Because welding machines need low voltage-high current, the secondary is going to be rewound with a 4 AWG wire that has a current rating of 95A. Due to the thickness of the wire, it is impossible to get 20 turns in the M.O.T. core as it currently is. The diameter of the wire is 5/16" and will wrap side-by-side in the core twice. As the transformers currently sit it is possible to approximately get 4 layers of wraps for 8-9 total turns on a single E.I. M.O.T. core. To get an amperage low enough for the cable rating, I think I need approximately 20 turns. (At school I rarely go over 95 A using 1/8" rod and probably won't be using more than a 3/32" on my DIY welder. (welding sounded like a cool thing to do with my summer break)). However, if I combine two practically identical E cores from the M.O.T., I calculated that I can fit 22 turns around their cores with them put together.

From what I have put together, this sounds to me like a good idea to reduce saturation (still trying to figure out the physics behind this because our semester was shortened), copper loss, and to allow for the thicker gauge wire to fit in. I thought about using magnet wire, but to get to a 4 gauge there it appears that I would have to use a Litz wire. This would be my first time using magnet wire, but I did try to salvage some from a core that I cut open and twisted 8 16 gauge wires together to get an overall 7 gauge (it was too stiff to use in one core.) A side note on that, molten NaOH (sodium hydroxide) will do work on the enamel that coats the copper wire.

> Directive a:
From the transformer text, set down the passage starting at "Because welding machines" and ending at "them put together.".
The records that follow are unrelated to the text about rewinding a transformer.

> Data for the task:
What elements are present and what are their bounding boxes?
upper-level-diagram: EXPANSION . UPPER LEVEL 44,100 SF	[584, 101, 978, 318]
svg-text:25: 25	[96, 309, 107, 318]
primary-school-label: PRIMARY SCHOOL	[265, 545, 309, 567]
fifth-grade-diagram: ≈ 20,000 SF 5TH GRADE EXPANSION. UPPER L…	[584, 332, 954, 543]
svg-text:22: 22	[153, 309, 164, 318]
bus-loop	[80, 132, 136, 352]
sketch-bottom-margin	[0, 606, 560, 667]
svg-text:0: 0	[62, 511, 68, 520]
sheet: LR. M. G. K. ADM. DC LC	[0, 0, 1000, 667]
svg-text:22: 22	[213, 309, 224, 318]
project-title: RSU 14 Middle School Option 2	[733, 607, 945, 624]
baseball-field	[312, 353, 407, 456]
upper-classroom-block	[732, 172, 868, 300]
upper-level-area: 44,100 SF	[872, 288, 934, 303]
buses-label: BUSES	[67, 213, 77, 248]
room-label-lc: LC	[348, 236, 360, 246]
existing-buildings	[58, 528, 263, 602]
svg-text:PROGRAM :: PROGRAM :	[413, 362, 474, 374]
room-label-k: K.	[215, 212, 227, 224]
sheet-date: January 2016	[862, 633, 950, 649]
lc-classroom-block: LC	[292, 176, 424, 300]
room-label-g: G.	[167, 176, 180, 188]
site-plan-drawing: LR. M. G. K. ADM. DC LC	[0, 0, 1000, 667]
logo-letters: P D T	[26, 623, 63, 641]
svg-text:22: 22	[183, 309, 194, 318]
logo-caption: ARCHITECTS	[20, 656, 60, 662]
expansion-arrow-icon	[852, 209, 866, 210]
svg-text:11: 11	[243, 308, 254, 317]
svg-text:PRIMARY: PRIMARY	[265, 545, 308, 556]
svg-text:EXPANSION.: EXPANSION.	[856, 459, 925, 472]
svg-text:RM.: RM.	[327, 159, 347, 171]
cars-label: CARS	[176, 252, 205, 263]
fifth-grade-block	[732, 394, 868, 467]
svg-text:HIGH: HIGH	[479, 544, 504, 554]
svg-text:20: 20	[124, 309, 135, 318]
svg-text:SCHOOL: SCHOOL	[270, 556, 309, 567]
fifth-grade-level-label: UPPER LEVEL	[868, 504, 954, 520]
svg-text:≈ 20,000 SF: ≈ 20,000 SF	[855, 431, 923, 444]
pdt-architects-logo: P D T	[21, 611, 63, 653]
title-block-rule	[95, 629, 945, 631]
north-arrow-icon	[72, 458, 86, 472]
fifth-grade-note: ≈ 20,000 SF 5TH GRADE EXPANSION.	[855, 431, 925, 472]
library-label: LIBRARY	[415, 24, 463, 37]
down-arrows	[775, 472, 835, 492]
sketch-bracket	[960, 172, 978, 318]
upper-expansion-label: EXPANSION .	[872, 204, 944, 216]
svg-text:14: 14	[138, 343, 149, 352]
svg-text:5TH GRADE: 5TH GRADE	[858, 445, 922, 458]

> Directive b:
Count the lines of the records that contain the string "logo", treating case as significant, and give only the number.

> Exercise answer a:
Because welding machines need low voltage-high current, the secondary is going to be rewound with a 4 AWG wire that has a current rating of 95A. Due to the thickness of the wire, it is impossible to get 20 turns in the M.O.T. core as it currently is. The diameter of the wire is 5/16" and will wrap side-by-side in the core twice. As the transformers currently sit it is possible to approximately get 4 layers of wraps for 8-9 total turns on a single E.I. M.O.T. core. To get an amperage low enough for the cable rating, I think I need approximately 20 turns. (At school I rarely go over 95 A using 1/8" rod and probably won't be using more than a 3/32" on my DIY welder. (welding sounded like a cool thing to do with my summer break)). However, if I combine two practically identical E cores from the M.O.T., I calculated that I can fit 22 turns around their cores with them put together.

> Exercise answer b:
3